> Your task
Transcribe each entry below exactly. Pictures do not go in the copy.

> Extracted data entries
* Begin *

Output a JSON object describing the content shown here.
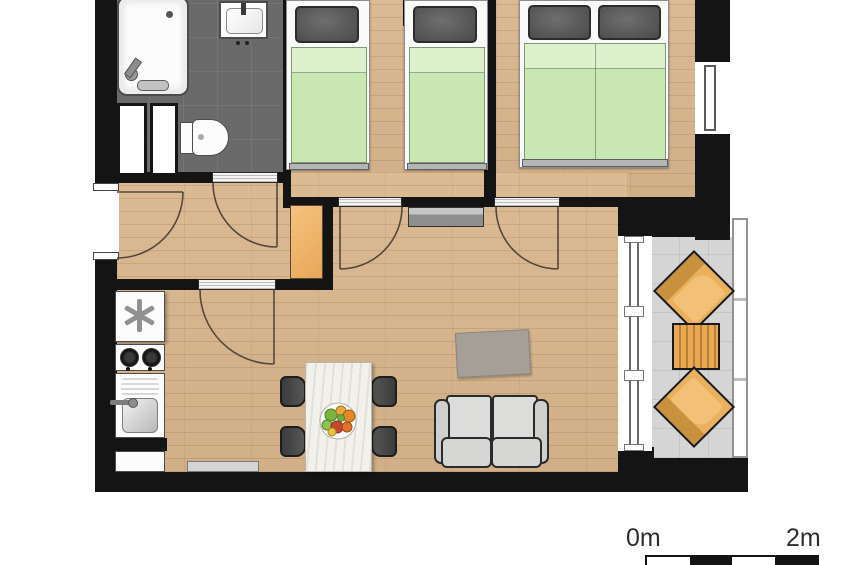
{
  "title": "apartment-floor-plan",
  "scale_bar": {
    "start_label": "0m",
    "end_label": "2m",
    "segments": 4,
    "segment_colors": [
      "#ffffff",
      "#141414",
      "#ffffff",
      "#141414"
    ]
  },
  "colors": {
    "wall": "#141414",
    "wood_floor": "#d9b68d",
    "bathroom_floor": "#6a6a6a",
    "balcony_floor": "#d5d5d5",
    "bedding_green": "#c9e7b3",
    "pillow_gray": "#5a5a5a",
    "wardrobe_orange": "#f0b469",
    "outdoor_furniture_orange": "#e9a954",
    "sofa_gray": "#d6d6d4",
    "rug_gray": "#a69f97",
    "background": "#ffffff"
  },
  "rooms": [
    {
      "name": "bathroom",
      "floor": "dark-tile",
      "fixtures": [
        "bathtub",
        "washbasin",
        "toilet",
        "duct-shafts"
      ]
    },
    {
      "name": "hall",
      "floor": "wood",
      "fixtures": [
        "wardrobe-cabinet",
        "entry-door"
      ]
    },
    {
      "name": "bedroom-1",
      "floor": "wood",
      "fixtures": [
        "single-bed",
        "single-bed"
      ]
    },
    {
      "name": "bedroom-2",
      "floor": "wood",
      "fixtures": [
        "double-bed",
        "window"
      ]
    },
    {
      "name": "kitchen-living-room",
      "floor": "wood",
      "fixtures": [
        "kitchenette",
        "dining-table",
        "four-chairs",
        "sofa",
        "rug",
        "sideboard",
        "radiator"
      ]
    },
    {
      "name": "balcony",
      "floor": "gray-tile",
      "fixtures": [
        "lounge-chair",
        "slatted-table",
        "lounge-chair",
        "railing",
        "sliding-glass-door"
      ]
    }
  ],
  "doors": [
    "entry-door",
    "bathroom-door",
    "hall-living-door",
    "bedroom-1-door",
    "bedroom-2-door"
  ],
  "windows": [
    "bedroom-2-window",
    "balcony-glass-front"
  ]
}
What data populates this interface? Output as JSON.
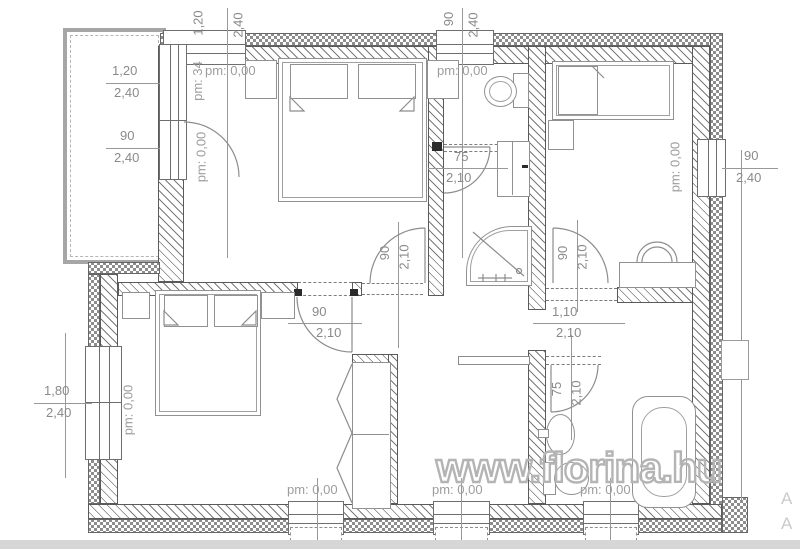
{
  "plan": {
    "watermark": "www.florina.hu",
    "edge_letters": [
      "A",
      "A"
    ],
    "dims": [
      {
        "name": "top-window-left",
        "w": "1,20",
        "h": "2,40"
      },
      {
        "name": "top-window-wc",
        "w": "90",
        "h": "2,40"
      },
      {
        "name": "left-window-upper",
        "w": "1,20",
        "h": "2,40"
      },
      {
        "name": "terrace-door",
        "w": "90",
        "h": "2,40"
      },
      {
        "name": "right-window",
        "w": "90",
        "h": "2,40"
      },
      {
        "name": "left-window-lower",
        "w": "1,80",
        "h": "2,40"
      },
      {
        "name": "wc-door",
        "w": "75",
        "h": "2,10"
      },
      {
        "name": "shower-room-door",
        "w": "90",
        "h": "2,10"
      },
      {
        "name": "bedroom-right-door",
        "w": "90",
        "h": "2,10"
      },
      {
        "name": "hall-bedroom-door",
        "w": "90",
        "h": "2,10"
      },
      {
        "name": "hall-opening",
        "w": "1,10",
        "h": "2,10"
      },
      {
        "name": "bathroom-door",
        "w": "75",
        "h": "2,10"
      }
    ],
    "levels": [
      {
        "name": "bedroom-top-left",
        "text": "pm: 0,00"
      },
      {
        "name": "terrace-window",
        "text": "pm: 34"
      },
      {
        "name": "terrace-door",
        "text": "pm: 0,00"
      },
      {
        "name": "wc",
        "text": "pm: 0,00"
      },
      {
        "name": "right-window",
        "text": "pm: 0,00"
      },
      {
        "name": "left-window-lower",
        "text": "pm: 0,00"
      },
      {
        "name": "bottom-window-1",
        "text": "pm: 0,00"
      },
      {
        "name": "bottom-window-2",
        "text": "pm: 0,00"
      },
      {
        "name": "bottom-window-3",
        "text": "pm: 0,00"
      }
    ]
  }
}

* End *

> Result of this task
Output a JSON object describing the content shown here.
{
  "title": "apartment-floor-plan",
  "scale_bar": {
    "start_label": "0m",
    "end_label": "2m",
    "segments": 4,
    "segment_colors": [
      "#ffffff",
      "#141414",
      "#ffffff",
      "#141414"
    ]
  },
  "colors": {
    "wall": "#141414",
    "wood_floor": "#d9b68d",
    "bathroom_floor": "#6a6a6a",
    "balcony_floor": "#d5d5d5",
    "bedding_green": "#c9e7b3",
    "pillow_gray": "#5a5a5a",
    "wardrobe_orange": "#f0b469",
    "outdoor_furniture_orange": "#e9a954",
    "sofa_gray": "#d6d6d4",
    "rug_gray": "#a69f97",
    "background": "#ffffff"
  },
  "rooms": [
    {
      "name": "bathroom",
      "floor": "dark-tile",
      "fixtures": [
        "bathtub",
        "washbasin",
        "toilet",
        "duct-shafts"
      ]
    },
    {
      "name": "hall",
      "floor": "wood",
      "fixtures": [
        "wardrobe-cabinet",
        "entry-door"
      ]
    },
    {
      "name": "bedroom-1",
      "floor": "wood",
      "fixtures": [
        "single-bed",
        "single-bed"
      ]
    },
    {
      "name": "bedroom-2",
      "floor": "wood",
      "fixtures": [
        "double-bed",
        "window"
      ]
    },
    {
      "name": "kitchen-living-room",
      "floor": "wood",
      "fixtures": [
        "kitchenette",
        "dining-table",
        "four-chairs",
        "sofa",
        "rug",
        "sideboard",
        "radiator"
      ]
    },
    {
      "name": "balcony",
      "floor": "gray-tile",
      "fixtures": [
        "lounge-chair",
        "slatted-table",
        "lounge-chair",
        "railing",
        "sliding-glass-door"
      ]
    }
  ],
  "doors": [
    "entry-door",
    "bathroom-door",
    "hall-living-door",
    "bedroom-1-door",
    "bedroom-2-door"
  ],
  "windows": [
    "bedroom-2-window",
    "balcony-glass-front"
  ]
}
What data populates this interface? Output as JSON.
{
  "plan": {
    "watermark": "www.florina.hu",
    "edge_letters": [
      "A",
      "A"
    ],
    "dims": [
      {
        "name": "top-window-left",
        "w": "1,20",
        "h": "2,40"
      },
      {
        "name": "top-window-wc",
        "w": "90",
        "h": "2,40"
      },
      {
        "name": "left-window-upper",
        "w": "1,20",
        "h": "2,40"
      },
      {
        "name": "terrace-door",
        "w": "90",
        "h": "2,40"
      },
      {
        "name": "right-window",
        "w": "90",
        "h": "2,40"
      },
      {
        "name": "left-window-lower",
        "w": "1,80",
        "h": "2,40"
      },
      {
        "name": "wc-door",
        "w": "75",
        "h": "2,10"
      },
      {
        "name": "shower-room-door",
        "w": "90",
        "h": "2,10"
      },
      {
        "name": "bedroom-right-door",
        "w": "90",
        "h": "2,10"
      },
      {
        "name": "hall-bedroom-door",
        "w": "90",
        "h": "2,10"
      },
      {
        "name": "hall-opening",
        "w": "1,10",
        "h": "2,10"
      },
      {
        "name": "bathroom-door",
        "w": "75",
        "h": "2,10"
      }
    ],
    "levels": [
      {
        "name": "bedroom-top-left",
        "text": "pm: 0,00"
      },
      {
        "name": "terrace-window",
        "text": "pm: 34"
      },
      {
        "name": "terrace-door",
        "text": "pm: 0,00"
      },
      {
        "name": "wc",
        "text": "pm: 0,00"
      },
      {
        "name": "right-window",
        "text": "pm: 0,00"
      },
      {
        "name": "left-window-lower",
        "text": "pm: 0,00"
      },
      {
        "name": "bottom-window-1",
        "text": "pm: 0,00"
      },
      {
        "name": "bottom-window-2",
        "text": "pm: 0,00"
      },
      {
        "name": "bottom-window-3",
        "text": "pm: 0,00"
      }
    ]
  }
}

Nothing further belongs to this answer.